___ Records shown ___
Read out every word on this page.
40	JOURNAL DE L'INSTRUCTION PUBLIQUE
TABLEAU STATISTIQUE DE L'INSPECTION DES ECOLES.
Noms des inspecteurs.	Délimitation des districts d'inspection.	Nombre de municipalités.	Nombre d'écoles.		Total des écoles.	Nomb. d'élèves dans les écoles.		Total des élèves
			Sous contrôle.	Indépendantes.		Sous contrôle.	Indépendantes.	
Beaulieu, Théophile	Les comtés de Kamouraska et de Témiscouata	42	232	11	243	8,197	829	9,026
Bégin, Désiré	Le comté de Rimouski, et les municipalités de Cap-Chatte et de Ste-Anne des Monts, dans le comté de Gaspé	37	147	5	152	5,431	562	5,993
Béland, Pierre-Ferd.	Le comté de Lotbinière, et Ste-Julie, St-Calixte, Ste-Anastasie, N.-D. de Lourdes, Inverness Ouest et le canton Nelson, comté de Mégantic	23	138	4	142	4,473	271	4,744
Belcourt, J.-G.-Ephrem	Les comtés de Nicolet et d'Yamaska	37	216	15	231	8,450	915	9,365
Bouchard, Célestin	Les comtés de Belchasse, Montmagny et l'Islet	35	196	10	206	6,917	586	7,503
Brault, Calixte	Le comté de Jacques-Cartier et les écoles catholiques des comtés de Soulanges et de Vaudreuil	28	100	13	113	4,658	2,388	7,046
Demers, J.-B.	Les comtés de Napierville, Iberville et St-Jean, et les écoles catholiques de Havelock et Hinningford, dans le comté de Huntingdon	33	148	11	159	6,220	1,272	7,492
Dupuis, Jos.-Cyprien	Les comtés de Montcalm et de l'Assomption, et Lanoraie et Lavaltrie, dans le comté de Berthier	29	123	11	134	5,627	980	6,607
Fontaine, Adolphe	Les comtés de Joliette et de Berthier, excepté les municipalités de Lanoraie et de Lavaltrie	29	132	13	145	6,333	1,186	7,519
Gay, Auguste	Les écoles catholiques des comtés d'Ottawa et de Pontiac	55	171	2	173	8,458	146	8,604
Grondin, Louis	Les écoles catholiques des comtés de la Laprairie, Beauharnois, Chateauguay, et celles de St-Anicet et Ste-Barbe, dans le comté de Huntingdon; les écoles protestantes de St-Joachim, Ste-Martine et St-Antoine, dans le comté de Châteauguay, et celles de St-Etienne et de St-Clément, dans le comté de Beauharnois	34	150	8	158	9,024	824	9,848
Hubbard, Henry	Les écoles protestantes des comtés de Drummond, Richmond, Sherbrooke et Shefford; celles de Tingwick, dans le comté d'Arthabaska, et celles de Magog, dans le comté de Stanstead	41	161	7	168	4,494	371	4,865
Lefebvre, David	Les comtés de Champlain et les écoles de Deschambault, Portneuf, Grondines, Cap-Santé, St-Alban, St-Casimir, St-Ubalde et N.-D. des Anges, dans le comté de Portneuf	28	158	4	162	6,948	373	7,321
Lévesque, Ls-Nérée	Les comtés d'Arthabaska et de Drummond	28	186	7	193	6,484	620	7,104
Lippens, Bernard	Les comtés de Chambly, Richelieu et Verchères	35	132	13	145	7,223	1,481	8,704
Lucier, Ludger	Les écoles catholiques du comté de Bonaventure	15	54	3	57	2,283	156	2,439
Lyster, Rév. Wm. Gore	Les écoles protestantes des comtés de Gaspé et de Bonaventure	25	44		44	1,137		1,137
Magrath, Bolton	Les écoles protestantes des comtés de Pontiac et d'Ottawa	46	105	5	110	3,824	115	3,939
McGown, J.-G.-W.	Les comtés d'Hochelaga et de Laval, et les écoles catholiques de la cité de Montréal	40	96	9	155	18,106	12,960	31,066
___
Pull every line containing "Drummond" from the material above.

■ Written reply
Hubbard, Henry	Les écoles protestantes des comtés de Drummond, Richmond, Sherbrooke et Shefford; celles de Tingwick, dans le comté d'Arthabaska, et celles de Magog, dans le comté de Stanstead	41	161	7	168	4,494	371	4,865
Lévesque, Ls-Nérée	Les comtés d'Arthabaska et de Drummond	28	186	7	193	6,484	620	7,104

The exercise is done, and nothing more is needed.